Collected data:
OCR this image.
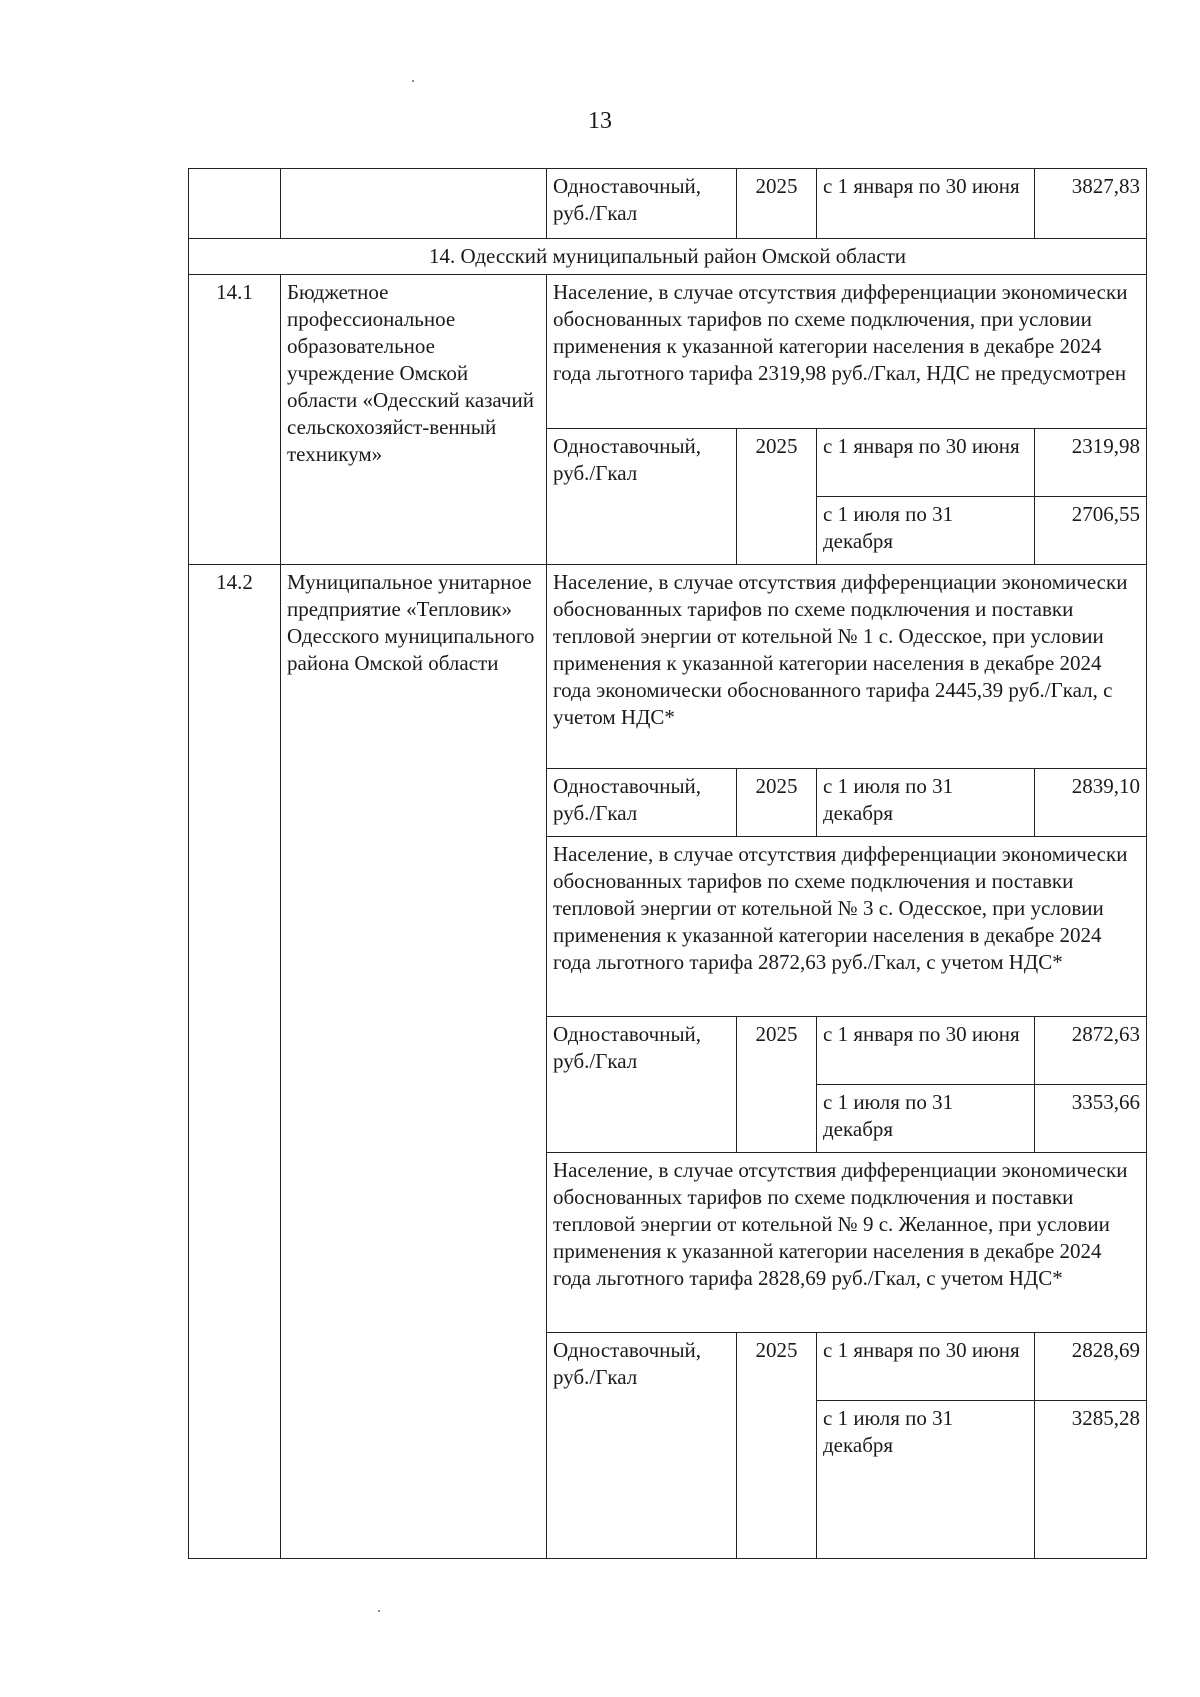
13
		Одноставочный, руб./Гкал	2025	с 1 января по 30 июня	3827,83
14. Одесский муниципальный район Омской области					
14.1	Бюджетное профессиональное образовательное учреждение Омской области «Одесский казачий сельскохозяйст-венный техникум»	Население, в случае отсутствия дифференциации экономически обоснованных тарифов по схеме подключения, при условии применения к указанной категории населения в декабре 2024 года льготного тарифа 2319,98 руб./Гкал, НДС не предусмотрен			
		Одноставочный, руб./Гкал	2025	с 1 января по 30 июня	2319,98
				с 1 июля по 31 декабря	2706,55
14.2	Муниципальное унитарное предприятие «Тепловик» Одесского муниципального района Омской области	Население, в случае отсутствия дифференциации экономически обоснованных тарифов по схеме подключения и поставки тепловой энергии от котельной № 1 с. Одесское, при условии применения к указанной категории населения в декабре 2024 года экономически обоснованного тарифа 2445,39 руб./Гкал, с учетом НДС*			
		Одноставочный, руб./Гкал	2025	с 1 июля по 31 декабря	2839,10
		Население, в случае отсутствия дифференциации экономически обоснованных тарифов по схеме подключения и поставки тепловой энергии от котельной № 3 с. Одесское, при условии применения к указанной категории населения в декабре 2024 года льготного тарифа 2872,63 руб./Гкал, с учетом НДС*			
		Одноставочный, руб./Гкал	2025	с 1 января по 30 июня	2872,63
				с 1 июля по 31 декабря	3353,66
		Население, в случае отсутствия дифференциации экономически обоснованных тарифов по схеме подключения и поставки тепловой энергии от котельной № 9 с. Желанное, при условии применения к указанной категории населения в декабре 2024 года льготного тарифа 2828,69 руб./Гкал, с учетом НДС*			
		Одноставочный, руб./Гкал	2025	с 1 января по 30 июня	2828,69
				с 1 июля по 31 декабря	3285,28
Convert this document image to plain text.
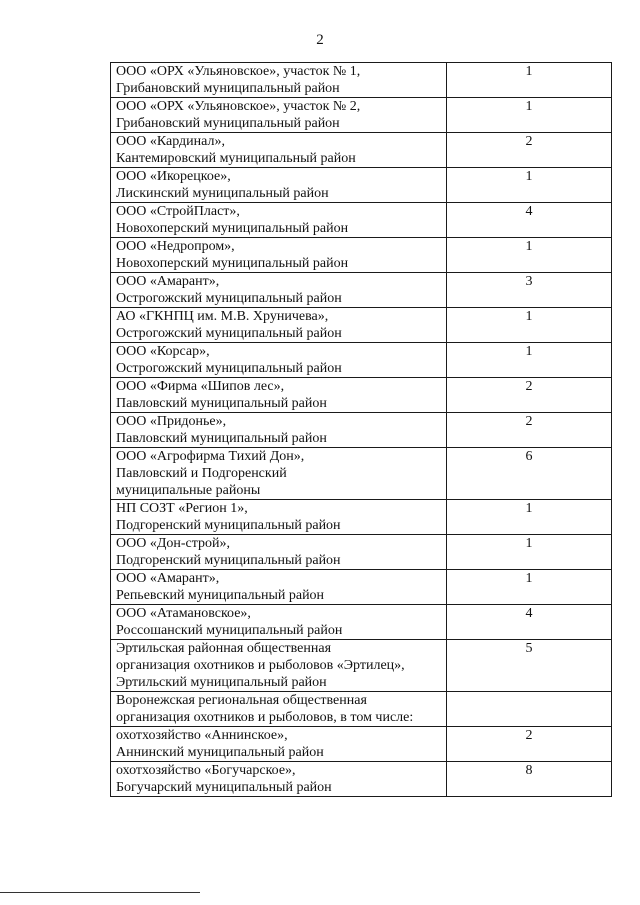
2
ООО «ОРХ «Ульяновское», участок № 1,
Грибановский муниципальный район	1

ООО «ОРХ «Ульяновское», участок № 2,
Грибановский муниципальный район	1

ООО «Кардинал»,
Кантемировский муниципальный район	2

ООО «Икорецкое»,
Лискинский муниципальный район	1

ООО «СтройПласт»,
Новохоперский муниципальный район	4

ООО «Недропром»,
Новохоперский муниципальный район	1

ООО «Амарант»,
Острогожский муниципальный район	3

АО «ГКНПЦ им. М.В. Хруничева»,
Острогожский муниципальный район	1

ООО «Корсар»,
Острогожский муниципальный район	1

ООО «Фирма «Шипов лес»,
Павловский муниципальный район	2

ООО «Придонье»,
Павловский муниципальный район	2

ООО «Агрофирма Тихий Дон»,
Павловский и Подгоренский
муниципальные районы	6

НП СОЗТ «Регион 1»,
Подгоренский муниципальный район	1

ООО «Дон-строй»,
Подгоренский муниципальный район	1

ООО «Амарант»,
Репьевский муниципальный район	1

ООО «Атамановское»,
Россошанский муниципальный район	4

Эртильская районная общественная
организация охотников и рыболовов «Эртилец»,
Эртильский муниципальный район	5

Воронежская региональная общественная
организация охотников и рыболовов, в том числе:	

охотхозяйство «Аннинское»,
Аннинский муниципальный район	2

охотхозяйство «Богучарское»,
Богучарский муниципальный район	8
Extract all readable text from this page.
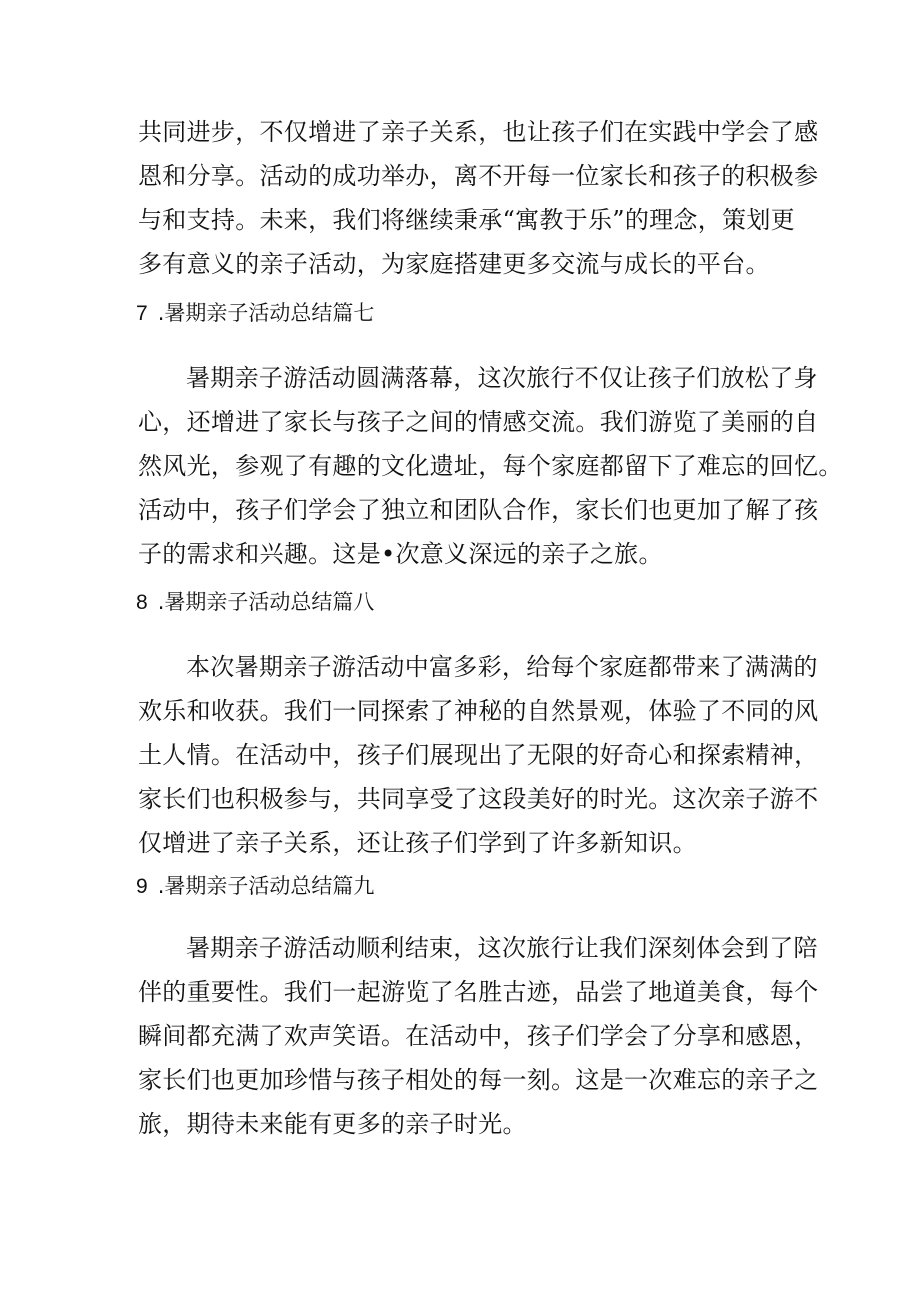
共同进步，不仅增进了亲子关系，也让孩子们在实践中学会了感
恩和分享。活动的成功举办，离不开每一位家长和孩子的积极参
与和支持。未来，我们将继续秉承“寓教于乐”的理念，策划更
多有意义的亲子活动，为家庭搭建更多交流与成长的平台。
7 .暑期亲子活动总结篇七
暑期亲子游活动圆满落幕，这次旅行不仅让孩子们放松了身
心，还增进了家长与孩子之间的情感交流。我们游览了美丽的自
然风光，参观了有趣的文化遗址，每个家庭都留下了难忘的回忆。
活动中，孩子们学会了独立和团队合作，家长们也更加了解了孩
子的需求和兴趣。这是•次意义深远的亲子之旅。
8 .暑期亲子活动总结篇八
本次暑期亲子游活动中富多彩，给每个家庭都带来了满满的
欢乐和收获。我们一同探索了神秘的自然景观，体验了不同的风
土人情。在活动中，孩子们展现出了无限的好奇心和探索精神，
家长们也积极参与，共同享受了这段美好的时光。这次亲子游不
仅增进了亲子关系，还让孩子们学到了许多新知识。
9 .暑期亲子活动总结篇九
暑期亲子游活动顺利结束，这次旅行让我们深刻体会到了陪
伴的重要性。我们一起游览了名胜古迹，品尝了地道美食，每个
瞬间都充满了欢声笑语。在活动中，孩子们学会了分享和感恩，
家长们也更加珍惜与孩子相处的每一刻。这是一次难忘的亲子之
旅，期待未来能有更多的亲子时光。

TASK TO COMPLETE:
Copy all the lines of data exactly as they appear, dropping any images.

EXPECTED ANSWER:
OCR this image.
13
		Одноставочный, руб./Гкал	2025	с 1 января по 30 июня	3827,83
14. Одесский муниципальный район Омской области					
14.1	Бюджетное профессиональное образовательное учреждение Омской области «Одесский казачий сельскохозяйст-венный техникум»	Население, в случае отсутствия дифференциации экономически обоснованных тарифов по схеме подключения, при условии применения к указанной категории населения в декабре 2024 года льготного тарифа 2319,98 руб./Гкал, НДС не предусмотрен			
		Одноставочный, руб./Гкал	2025	с 1 января по 30 июня	2319,98
				с 1 июля по 31 декабря	2706,55
14.2	Муниципальное унитарное предприятие «Тепловик» Одесского муниципального района Омской области	Население, в случае отсутствия дифференциации экономически обоснованных тарифов по схеме подключения и поставки тепловой энергии от котельной № 1 с. Одесское, при условии применения к указанной категории населения в декабре 2024 года экономически обоснованного тарифа 2445,39 руб./Гкал, с учетом НДС*			
		Одноставочный, руб./Гкал	2025	с 1 июля по 31 декабря	2839,10
		Население, в случае отсутствия дифференциации экономически обоснованных тарифов по схеме подключения и поставки тепловой энергии от котельной № 3 с. Одесское, при условии применения к указанной категории населения в декабре 2024 года льготного тарифа 2872,63 руб./Гкал, с учетом НДС*			
		Одноставочный, руб./Гкал	2025	с 1 января по 30 июня	2872,63
				с 1 июля по 31 декабря	3353,66
		Население, в случае отсутствия дифференциации экономически обоснованных тарифов по схеме подключения и поставки тепловой энергии от котельной № 9 с. Желанное, при условии применения к указанной категории населения в декабре 2024 года льготного тарифа 2828,69 руб./Гкал, с учетом НДС*			
		Одноставочный, руб./Гкал	2025	с 1 января по 30 июня	2828,69
				с 1 июля по 31 декабря	3285,28
Convert this document image to plain text.
2
ООО «ОРХ «Ульяновское», участок № 1,
Грибановский муниципальный район	1

ООО «ОРХ «Ульяновское», участок № 2,
Грибановский муниципальный район	1

ООО «Кардинал»,
Кантемировский муниципальный район	2

ООО «Икорецкое»,
Лискинский муниципальный район	1

ООО «СтройПласт»,
Новохоперский муниципальный район	4

ООО «Недропром»,
Новохоперский муниципальный район	1

ООО «Амарант»,
Острогожский муниципальный район	3

АО «ГКНПЦ им. М.В. Хруничева»,
Острогожский муниципальный район	1

ООО «Корсар»,
Острогожский муниципальный район	1

ООО «Фирма «Шипов лес»,
Павловский муниципальный район	2

ООО «Придонье»,
Павловский муниципальный район	2

ООО «Агрофирма Тихий Дон»,
Павловский и Подгоренский
муниципальные районы	6

НП СОЗТ «Регион 1»,
Подгоренский муниципальный район	1

ООО «Дон-строй»,
Подгоренский муниципальный район	1

ООО «Амарант»,
Репьевский муниципальный район	1

ООО «Атамановское»,
Россошанский муниципальный район	4

Эртильская районная общественная
организация охотников и рыболовов «Эртилец»,
Эртильский муниципальный район	5

Воронежская региональная общественная
организация охотников и рыболовов, в том числе:	

охотхозяйство «Аннинское»,
Аннинский муниципальный район	2

охотхозяйство «Богучарское»,
Богучарский муниципальный район	8
Extract all readable text from this page.
共同进步，不仅增进了亲子关系，也让孩子们在实践中学会了感
恩和分享。活动的成功举办，离不开每一位家长和孩子的积极参
与和支持。未来，我们将继续秉承“寓教于乐”的理念，策划更
多有意义的亲子活动，为家庭搭建更多交流与成长的平台。
7 .暑期亲子活动总结篇七
暑期亲子游活动圆满落幕，这次旅行不仅让孩子们放松了身
心，还增进了家长与孩子之间的情感交流。我们游览了美丽的自
然风光，参观了有趣的文化遗址，每个家庭都留下了难忘的回忆。
活动中，孩子们学会了独立和团队合作，家长们也更加了解了孩
子的需求和兴趣。这是•次意义深远的亲子之旅。
8 .暑期亲子活动总结篇八
本次暑期亲子游活动中富多彩，给每个家庭都带来了满满的
欢乐和收获。我们一同探索了神秘的自然景观，体验了不同的风
土人情。在活动中，孩子们展现出了无限的好奇心和探索精神，
家长们也积极参与，共同享受了这段美好的时光。这次亲子游不
仅增进了亲子关系，还让孩子们学到了许多新知识。
9 .暑期亲子活动总结篇九
暑期亲子游活动顺利结束，这次旅行让我们深刻体会到了陪
伴的重要性。我们一起游览了名胜古迹，品尝了地道美食，每个
瞬间都充满了欢声笑语。在活动中，孩子们学会了分享和感恩，
家长们也更加珍惜与孩子相处的每一刻。这是一次难忘的亲子之
旅，期待未来能有更多的亲子时光。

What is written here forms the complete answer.